* _PROMPT_
Go through the entries below and pick out every line with "spell".

# MATERIAL SUPPLIED start

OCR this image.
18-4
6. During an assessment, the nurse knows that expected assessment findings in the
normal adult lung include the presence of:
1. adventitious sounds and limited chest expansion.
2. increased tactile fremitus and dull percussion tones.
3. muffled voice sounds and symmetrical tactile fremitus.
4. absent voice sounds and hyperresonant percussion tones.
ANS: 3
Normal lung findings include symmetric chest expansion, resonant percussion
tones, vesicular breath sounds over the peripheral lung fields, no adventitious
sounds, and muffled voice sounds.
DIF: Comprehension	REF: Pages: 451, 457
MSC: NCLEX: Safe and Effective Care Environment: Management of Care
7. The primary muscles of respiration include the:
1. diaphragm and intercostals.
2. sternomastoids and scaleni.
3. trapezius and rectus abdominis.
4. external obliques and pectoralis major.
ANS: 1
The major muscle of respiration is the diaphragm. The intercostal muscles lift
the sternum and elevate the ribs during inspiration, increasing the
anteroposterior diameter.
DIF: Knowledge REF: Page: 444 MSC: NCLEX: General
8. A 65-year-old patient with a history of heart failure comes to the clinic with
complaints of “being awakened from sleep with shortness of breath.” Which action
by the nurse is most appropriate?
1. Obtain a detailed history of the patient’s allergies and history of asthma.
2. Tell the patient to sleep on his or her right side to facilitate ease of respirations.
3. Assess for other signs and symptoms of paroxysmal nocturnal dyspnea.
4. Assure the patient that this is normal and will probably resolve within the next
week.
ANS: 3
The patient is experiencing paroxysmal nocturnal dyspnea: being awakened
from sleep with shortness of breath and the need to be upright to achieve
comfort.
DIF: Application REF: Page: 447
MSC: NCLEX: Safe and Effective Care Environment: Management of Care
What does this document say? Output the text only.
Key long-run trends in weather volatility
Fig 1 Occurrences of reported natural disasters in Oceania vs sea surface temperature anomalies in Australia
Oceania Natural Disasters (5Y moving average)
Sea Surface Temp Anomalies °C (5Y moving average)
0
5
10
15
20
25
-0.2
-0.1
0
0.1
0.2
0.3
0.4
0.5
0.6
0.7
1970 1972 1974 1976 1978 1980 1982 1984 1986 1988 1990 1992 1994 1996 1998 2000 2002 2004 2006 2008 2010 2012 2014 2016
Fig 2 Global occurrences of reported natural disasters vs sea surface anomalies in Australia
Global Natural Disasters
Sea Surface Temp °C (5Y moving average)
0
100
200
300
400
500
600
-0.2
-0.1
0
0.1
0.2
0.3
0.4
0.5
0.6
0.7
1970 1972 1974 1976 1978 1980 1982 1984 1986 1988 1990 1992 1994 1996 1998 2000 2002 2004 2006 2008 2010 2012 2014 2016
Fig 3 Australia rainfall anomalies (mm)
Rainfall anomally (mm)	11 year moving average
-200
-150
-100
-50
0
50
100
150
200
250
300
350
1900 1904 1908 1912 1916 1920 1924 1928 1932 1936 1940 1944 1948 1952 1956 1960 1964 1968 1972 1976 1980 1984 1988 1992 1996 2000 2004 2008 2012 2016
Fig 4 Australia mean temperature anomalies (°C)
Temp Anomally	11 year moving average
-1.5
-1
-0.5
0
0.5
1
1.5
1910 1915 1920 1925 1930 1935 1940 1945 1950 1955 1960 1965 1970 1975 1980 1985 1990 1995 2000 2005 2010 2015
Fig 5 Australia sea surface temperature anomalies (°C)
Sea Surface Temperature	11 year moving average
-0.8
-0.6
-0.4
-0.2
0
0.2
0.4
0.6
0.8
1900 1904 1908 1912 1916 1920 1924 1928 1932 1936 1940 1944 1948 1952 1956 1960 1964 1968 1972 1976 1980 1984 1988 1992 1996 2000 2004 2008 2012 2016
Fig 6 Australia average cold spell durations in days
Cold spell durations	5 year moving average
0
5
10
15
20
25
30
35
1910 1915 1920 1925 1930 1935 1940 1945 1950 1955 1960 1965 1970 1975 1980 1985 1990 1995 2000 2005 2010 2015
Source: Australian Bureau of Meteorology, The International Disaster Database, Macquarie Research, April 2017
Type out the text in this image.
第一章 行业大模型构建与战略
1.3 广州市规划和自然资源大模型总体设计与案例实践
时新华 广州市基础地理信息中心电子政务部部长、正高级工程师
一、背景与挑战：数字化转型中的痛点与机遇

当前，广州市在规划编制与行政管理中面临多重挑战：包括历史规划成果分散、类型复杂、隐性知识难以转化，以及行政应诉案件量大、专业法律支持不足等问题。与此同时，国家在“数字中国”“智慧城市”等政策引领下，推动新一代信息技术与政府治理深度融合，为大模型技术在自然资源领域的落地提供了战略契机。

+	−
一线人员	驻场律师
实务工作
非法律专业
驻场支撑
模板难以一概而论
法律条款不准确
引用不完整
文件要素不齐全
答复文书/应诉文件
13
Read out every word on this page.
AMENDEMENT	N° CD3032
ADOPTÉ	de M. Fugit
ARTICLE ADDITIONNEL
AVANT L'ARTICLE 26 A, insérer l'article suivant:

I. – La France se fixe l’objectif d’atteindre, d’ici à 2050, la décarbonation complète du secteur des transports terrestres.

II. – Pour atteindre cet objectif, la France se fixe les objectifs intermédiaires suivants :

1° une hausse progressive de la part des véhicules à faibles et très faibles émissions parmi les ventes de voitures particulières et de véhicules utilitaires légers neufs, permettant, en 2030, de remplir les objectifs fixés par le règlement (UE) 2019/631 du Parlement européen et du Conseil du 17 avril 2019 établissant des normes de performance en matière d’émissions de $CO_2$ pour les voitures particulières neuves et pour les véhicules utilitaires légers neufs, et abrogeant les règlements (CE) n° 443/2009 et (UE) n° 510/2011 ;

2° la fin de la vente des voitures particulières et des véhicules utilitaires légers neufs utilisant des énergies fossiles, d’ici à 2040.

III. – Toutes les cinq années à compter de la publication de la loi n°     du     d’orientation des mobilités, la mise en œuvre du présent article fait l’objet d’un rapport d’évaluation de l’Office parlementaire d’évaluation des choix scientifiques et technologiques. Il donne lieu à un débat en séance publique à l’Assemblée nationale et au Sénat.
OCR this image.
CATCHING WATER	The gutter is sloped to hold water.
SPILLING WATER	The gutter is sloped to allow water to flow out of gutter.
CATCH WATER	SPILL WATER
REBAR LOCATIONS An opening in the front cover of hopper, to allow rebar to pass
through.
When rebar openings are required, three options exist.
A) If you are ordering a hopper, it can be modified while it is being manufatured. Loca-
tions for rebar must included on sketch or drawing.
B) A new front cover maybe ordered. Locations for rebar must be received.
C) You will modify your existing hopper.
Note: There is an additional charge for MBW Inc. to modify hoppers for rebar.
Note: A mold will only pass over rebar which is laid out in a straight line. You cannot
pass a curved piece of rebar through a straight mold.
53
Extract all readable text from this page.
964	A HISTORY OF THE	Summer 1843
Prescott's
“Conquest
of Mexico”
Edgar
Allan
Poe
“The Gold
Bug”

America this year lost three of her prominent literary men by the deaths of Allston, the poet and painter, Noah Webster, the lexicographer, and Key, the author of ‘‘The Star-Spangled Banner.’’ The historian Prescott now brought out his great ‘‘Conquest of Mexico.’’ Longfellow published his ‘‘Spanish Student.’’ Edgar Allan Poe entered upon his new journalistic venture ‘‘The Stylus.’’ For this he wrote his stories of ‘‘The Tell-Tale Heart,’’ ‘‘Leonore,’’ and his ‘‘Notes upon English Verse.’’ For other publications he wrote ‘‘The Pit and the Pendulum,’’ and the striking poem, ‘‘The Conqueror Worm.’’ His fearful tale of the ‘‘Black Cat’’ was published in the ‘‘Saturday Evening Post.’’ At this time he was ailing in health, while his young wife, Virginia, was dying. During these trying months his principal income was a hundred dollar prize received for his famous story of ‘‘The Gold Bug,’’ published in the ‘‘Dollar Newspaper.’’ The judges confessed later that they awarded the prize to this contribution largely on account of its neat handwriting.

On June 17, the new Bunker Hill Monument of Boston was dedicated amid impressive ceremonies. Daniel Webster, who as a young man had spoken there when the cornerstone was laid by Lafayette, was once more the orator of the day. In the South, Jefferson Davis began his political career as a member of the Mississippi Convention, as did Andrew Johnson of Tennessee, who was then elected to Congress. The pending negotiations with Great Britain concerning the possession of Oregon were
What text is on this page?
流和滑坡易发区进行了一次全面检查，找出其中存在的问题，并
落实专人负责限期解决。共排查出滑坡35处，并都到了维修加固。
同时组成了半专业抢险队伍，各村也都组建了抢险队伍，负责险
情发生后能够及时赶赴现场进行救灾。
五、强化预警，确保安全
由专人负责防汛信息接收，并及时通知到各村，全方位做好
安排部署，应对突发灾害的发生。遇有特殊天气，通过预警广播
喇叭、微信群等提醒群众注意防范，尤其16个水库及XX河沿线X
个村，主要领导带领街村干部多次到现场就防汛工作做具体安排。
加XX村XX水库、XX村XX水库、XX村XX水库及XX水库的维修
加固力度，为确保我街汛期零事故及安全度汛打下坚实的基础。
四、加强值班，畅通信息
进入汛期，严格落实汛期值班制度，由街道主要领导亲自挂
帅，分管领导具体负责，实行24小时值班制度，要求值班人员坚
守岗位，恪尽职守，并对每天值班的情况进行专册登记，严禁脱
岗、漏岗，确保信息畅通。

# MATERIAL SUPPLIED end

* _OUTPUT FOR THIS TASK_
Fig 6 Australia average cold spell durations in days
Cold spell durations	5 year moving average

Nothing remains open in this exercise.